Figure dataset records:

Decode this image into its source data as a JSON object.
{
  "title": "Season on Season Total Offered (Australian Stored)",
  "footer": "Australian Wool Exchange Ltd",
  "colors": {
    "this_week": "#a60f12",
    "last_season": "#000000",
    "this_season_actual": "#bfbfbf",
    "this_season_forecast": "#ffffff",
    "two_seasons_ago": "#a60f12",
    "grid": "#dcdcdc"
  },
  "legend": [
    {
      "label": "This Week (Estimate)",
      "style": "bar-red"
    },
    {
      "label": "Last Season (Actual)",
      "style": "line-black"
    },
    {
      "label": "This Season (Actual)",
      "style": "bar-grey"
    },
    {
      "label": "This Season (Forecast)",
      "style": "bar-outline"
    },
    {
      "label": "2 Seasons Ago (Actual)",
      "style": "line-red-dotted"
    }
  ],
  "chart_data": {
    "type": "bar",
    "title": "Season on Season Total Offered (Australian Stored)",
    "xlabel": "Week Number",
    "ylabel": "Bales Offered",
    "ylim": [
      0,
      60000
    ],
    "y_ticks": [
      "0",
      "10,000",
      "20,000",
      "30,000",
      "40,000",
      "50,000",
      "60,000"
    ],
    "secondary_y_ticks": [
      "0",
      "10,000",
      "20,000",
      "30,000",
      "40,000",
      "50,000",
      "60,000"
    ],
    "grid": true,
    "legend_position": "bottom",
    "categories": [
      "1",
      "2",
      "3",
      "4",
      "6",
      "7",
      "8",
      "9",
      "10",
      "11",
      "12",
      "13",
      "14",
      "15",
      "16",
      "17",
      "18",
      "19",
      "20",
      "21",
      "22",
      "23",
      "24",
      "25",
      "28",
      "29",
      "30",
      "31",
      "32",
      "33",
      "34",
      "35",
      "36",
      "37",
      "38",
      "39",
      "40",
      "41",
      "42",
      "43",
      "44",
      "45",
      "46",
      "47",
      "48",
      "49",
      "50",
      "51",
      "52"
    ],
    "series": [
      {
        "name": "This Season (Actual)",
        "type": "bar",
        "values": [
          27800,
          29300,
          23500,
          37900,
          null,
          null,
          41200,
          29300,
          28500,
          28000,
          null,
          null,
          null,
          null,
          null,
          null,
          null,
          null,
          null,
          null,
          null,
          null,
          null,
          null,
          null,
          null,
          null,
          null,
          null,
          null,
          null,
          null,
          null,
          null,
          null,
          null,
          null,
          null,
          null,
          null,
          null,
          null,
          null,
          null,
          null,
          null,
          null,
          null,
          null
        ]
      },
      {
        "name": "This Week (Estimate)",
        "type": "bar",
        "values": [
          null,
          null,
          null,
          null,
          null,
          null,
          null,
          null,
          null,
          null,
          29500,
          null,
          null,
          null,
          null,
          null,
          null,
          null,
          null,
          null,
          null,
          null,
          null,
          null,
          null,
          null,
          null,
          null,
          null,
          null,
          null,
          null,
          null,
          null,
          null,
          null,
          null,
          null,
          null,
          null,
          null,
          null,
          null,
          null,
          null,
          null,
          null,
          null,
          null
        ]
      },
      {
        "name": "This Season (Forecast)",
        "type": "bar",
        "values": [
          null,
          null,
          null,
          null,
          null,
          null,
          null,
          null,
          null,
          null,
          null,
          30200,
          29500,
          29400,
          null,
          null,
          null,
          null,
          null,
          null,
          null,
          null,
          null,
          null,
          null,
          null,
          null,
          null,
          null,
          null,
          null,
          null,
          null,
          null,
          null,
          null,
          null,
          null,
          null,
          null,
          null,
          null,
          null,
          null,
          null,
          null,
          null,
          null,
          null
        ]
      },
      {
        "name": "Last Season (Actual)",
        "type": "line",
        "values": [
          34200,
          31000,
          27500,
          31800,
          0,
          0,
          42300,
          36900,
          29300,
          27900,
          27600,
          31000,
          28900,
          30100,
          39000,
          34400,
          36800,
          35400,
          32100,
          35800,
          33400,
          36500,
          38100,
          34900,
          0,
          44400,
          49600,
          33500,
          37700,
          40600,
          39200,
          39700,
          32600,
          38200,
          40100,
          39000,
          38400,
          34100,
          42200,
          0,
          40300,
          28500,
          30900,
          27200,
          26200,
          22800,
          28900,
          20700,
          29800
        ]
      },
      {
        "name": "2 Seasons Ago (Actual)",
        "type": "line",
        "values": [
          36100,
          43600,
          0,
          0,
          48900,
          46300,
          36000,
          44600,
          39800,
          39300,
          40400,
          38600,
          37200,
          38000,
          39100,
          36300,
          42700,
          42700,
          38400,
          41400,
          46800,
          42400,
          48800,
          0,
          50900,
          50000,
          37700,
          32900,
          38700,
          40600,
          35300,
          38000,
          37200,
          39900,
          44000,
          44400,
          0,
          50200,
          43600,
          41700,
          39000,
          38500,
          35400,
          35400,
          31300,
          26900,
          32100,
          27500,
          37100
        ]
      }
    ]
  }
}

Short problem: Find how many lines in the listing hold "name", and reply with that number only.

The solution: 5